EXERCISE:
Drop every picture, then transcribe the remaining data exactly.

MATERIAL FOR THIS TASK:
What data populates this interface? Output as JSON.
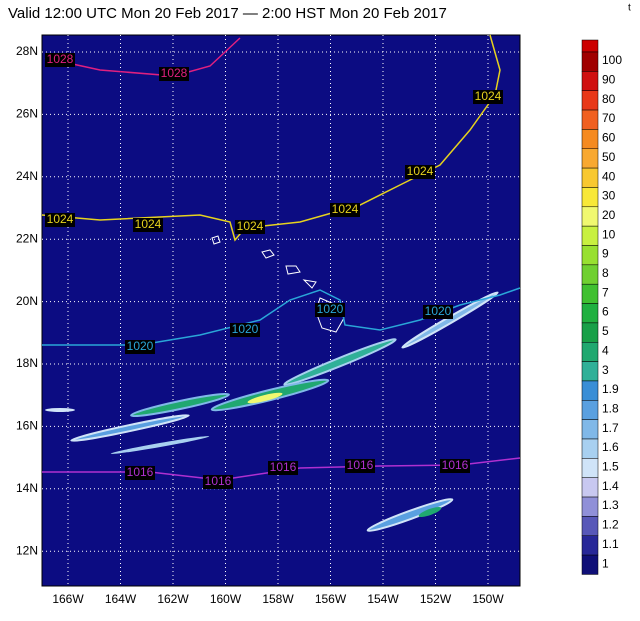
{
  "header": {
    "title": "Valid 12:00 UTC Mon 20 Feb 2017 — 2:00 HST Mon 20 Feb 2017",
    "corner": "t"
  },
  "map": {
    "background": "#0c0c82",
    "lat_labels": [
      "28N",
      "26N",
      "24N",
      "22N",
      "20N",
      "18N",
      "16N",
      "14N",
      "12N"
    ],
    "lon_labels": [
      "166W",
      "164W",
      "162W",
      "160W",
      "158W",
      "156W",
      "154W",
      "152W",
      "150W"
    ],
    "isobars": [
      {
        "color": "#e0207f",
        "labels": [
          "1028",
          "1028"
        ]
      },
      {
        "color": "#e6d21e",
        "labels": [
          "1024",
          "1024",
          "1024",
          "1024",
          "1024",
          "1024"
        ]
      },
      {
        "color": "#2aa6d8",
        "labels": [
          "1020",
          "1020",
          "1020",
          "1020"
        ]
      },
      {
        "color": "#b030d0",
        "labels": [
          "1016",
          "1016",
          "1016",
          "1016",
          "1016"
        ]
      }
    ]
  },
  "colorbar": [
    {
      "label": "100",
      "color": "#a00000"
    },
    {
      "label": "90",
      "color": "#d01010"
    },
    {
      "label": "80",
      "color": "#e83818"
    },
    {
      "label": "70",
      "color": "#f06020"
    },
    {
      "label": "60",
      "color": "#f58a20"
    },
    {
      "label": "50",
      "color": "#f8a830"
    },
    {
      "label": "40",
      "color": "#f8c830"
    },
    {
      "label": "30",
      "color": "#f8e838"
    },
    {
      "label": "20",
      "color": "#f0f870"
    },
    {
      "label": "10",
      "color": "#c8f040"
    },
    {
      "label": "9",
      "color": "#98e030"
    },
    {
      "label": "8",
      "color": "#70d030"
    },
    {
      "label": "7",
      "color": "#40c030"
    },
    {
      "label": "6",
      "color": "#20b040"
    },
    {
      "label": "5",
      "color": "#18a048"
    },
    {
      "label": "4",
      "color": "#20a870"
    },
    {
      "label": "3",
      "color": "#30b098"
    },
    {
      "label": "1.9",
      "color": "#3a8ed6"
    },
    {
      "label": "1.8",
      "color": "#5aa0e0"
    },
    {
      "label": "1.7",
      "color": "#80b8e8"
    },
    {
      "label": "1.6",
      "color": "#a8d0f0"
    },
    {
      "label": "1.5",
      "color": "#d0e4f8"
    },
    {
      "label": "1.4",
      "color": "#c8c8f0"
    },
    {
      "label": "1.3",
      "color": "#9090d8"
    },
    {
      "label": "1.2",
      "color": "#5858b8"
    },
    {
      "label": "1.1",
      "color": "#282898"
    },
    {
      "label": "1",
      "color": "#101078"
    }
  ]
}
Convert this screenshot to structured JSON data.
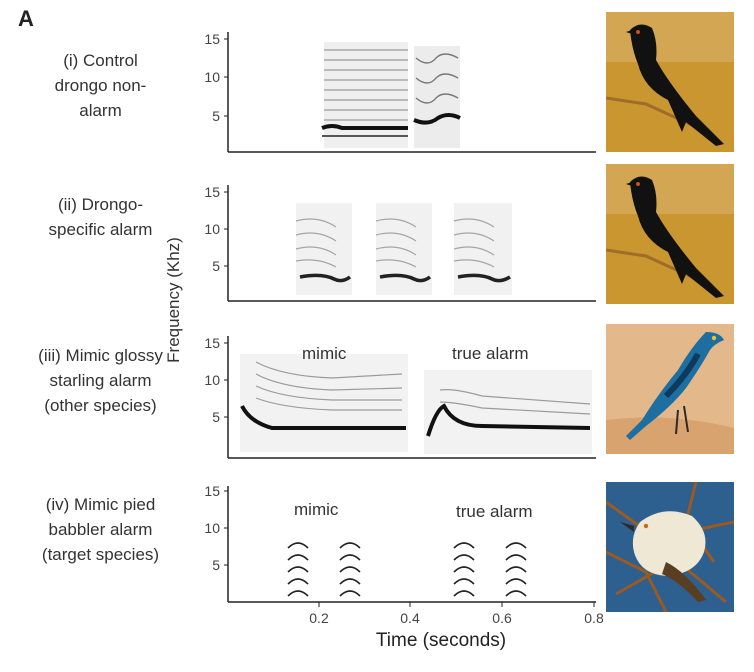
{
  "figure": {
    "panel_letter": "A",
    "y_axis_label": "Frequency (Khz)",
    "x_axis_label": "Time (seconds)",
    "y_ticks": [
      "15",
      "10",
      "5"
    ],
    "x_ticks": [
      "0.2",
      "0.4",
      "0.6",
      "0.8"
    ]
  },
  "rows": [
    {
      "label_lines": [
        "(i) Control",
        "drongo non-",
        "alarm"
      ],
      "annotations": []
    },
    {
      "label_lines": [
        "(ii) Drongo-",
        "specific alarm"
      ],
      "annotations": []
    },
    {
      "label_lines": [
        "(iii) Mimic glossy",
        "starling alarm",
        "(other species)"
      ],
      "annotations": [
        "mimic",
        "true alarm"
      ]
    },
    {
      "label_lines": [
        "(iv) Mimic pied",
        "babbler alarm",
        "(target species)"
      ],
      "annotations": [
        "mimic",
        "true alarm"
      ]
    }
  ],
  "photos": [
    {
      "subject": "fork-tailed drongo",
      "palette": [
        "#c9962f",
        "#111111"
      ]
    },
    {
      "subject": "fork-tailed drongo",
      "palette": [
        "#c9962f",
        "#111111"
      ]
    },
    {
      "subject": "glossy starling",
      "palette": [
        "#e3b98c",
        "#1d6fa1"
      ]
    },
    {
      "subject": "pied babbler",
      "palette": [
        "#2d5f8f",
        "#efe8d4"
      ]
    }
  ]
}
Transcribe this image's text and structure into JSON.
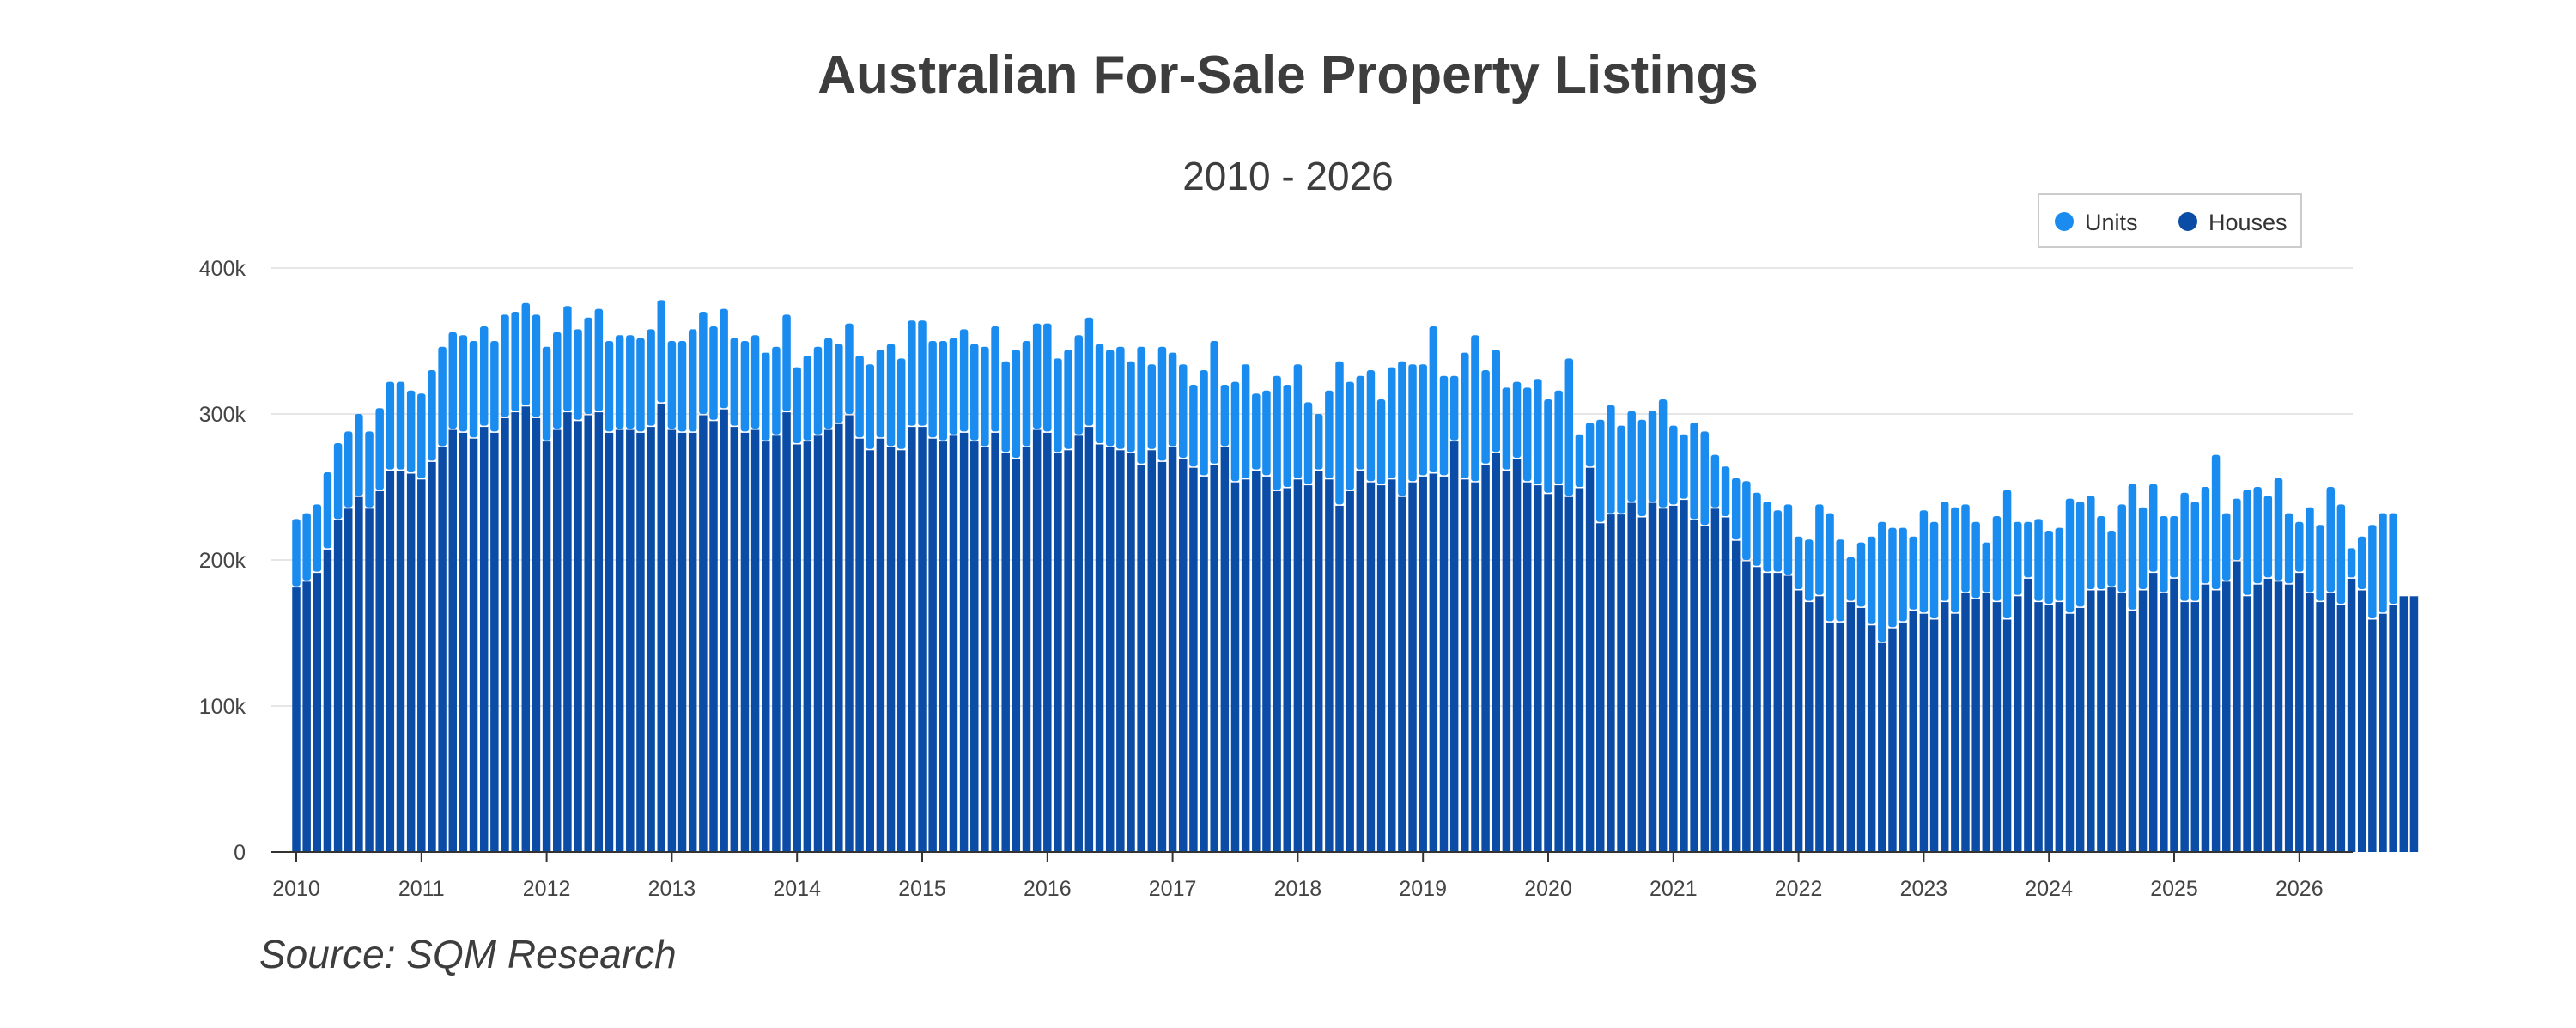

FULL RESPONSE:
What data populates this interface? Output as JSON.
{
  "header": {
    "title": "Valid 12:00 UTC Mon 20 Feb 2017 — 2:00 HST Mon 20 Feb 2017",
    "corner": "t"
  },
  "map": {
    "background": "#0c0c82",
    "lat_labels": [
      "28N",
      "26N",
      "24N",
      "22N",
      "20N",
      "18N",
      "16N",
      "14N",
      "12N"
    ],
    "lon_labels": [
      "166W",
      "164W",
      "162W",
      "160W",
      "158W",
      "156W",
      "154W",
      "152W",
      "150W"
    ],
    "isobars": [
      {
        "color": "#e0207f",
        "labels": [
          "1028",
          "1028"
        ]
      },
      {
        "color": "#e6d21e",
        "labels": [
          "1024",
          "1024",
          "1024",
          "1024",
          "1024",
          "1024"
        ]
      },
      {
        "color": "#2aa6d8",
        "labels": [
          "1020",
          "1020",
          "1020",
          "1020"
        ]
      },
      {
        "color": "#b030d0",
        "labels": [
          "1016",
          "1016",
          "1016",
          "1016",
          "1016"
        ]
      }
    ]
  },
  "colorbar": [
    {
      "label": "100",
      "color": "#a00000"
    },
    {
      "label": "90",
      "color": "#d01010"
    },
    {
      "label": "80",
      "color": "#e83818"
    },
    {
      "label": "70",
      "color": "#f06020"
    },
    {
      "label": "60",
      "color": "#f58a20"
    },
    {
      "label": "50",
      "color": "#f8a830"
    },
    {
      "label": "40",
      "color": "#f8c830"
    },
    {
      "label": "30",
      "color": "#f8e838"
    },
    {
      "label": "20",
      "color": "#f0f870"
    },
    {
      "label": "10",
      "color": "#c8f040"
    },
    {
      "label": "9",
      "color": "#98e030"
    },
    {
      "label": "8",
      "color": "#70d030"
    },
    {
      "label": "7",
      "color": "#40c030"
    },
    {
      "label": "6",
      "color": "#20b040"
    },
    {
      "label": "5",
      "color": "#18a048"
    },
    {
      "label": "4",
      "color": "#20a870"
    },
    {
      "label": "3",
      "color": "#30b098"
    },
    {
      "label": "1.9",
      "color": "#3a8ed6"
    },
    {
      "label": "1.8",
      "color": "#5aa0e0"
    },
    {
      "label": "1.7",
      "color": "#80b8e8"
    },
    {
      "label": "1.6",
      "color": "#a8d0f0"
    },
    {
      "label": "1.5",
      "color": "#d0e4f8"
    },
    {
      "label": "1.4",
      "color": "#c8c8f0"
    },
    {
      "label": "1.3",
      "color": "#9090d8"
    },
    {
      "label": "1.2",
      "color": "#5858b8"
    },
    {
      "label": "1.1",
      "color": "#282898"
    },
    {
      "label": "1",
      "color": "#101078"
    }
  ]
}
Convert this screenshot to structured JSON data.
{
  "figure": {
    "panel_letter": "A",
    "y_axis_label": "Frequency (Khz)",
    "x_axis_label": "Time (seconds)",
    "y_ticks": [
      "15",
      "10",
      "5"
    ],
    "x_ticks": [
      "0.2",
      "0.4",
      "0.6",
      "0.8"
    ]
  },
  "rows": [
    {
      "label_lines": [
        "(i) Control",
        "drongo non-",
        "alarm"
      ],
      "annotations": []
    },
    {
      "label_lines": [
        "(ii) Drongo-",
        "specific alarm"
      ],
      "annotations": []
    },
    {
      "label_lines": [
        "(iii) Mimic glossy",
        "starling alarm",
        "(other species)"
      ],
      "annotations": [
        "mimic",
        "true alarm"
      ]
    },
    {
      "label_lines": [
        "(iv) Mimic pied",
        "babbler alarm",
        "(target species)"
      ],
      "annotations": [
        "mimic",
        "true alarm"
      ]
    }
  ],
  "photos": [
    {
      "subject": "fork-tailed drongo",
      "palette": [
        "#c9962f",
        "#111111"
      ]
    },
    {
      "subject": "fork-tailed drongo",
      "palette": [
        "#c9962f",
        "#111111"
      ]
    },
    {
      "subject": "glossy starling",
      "palette": [
        "#e3b98c",
        "#1d6fa1"
      ]
    },
    {
      "subject": "pied babbler",
      "palette": [
        "#2d5f8f",
        "#efe8d4"
      ]
    }
  ]
}
Transcribe this image's text and structure into JSON.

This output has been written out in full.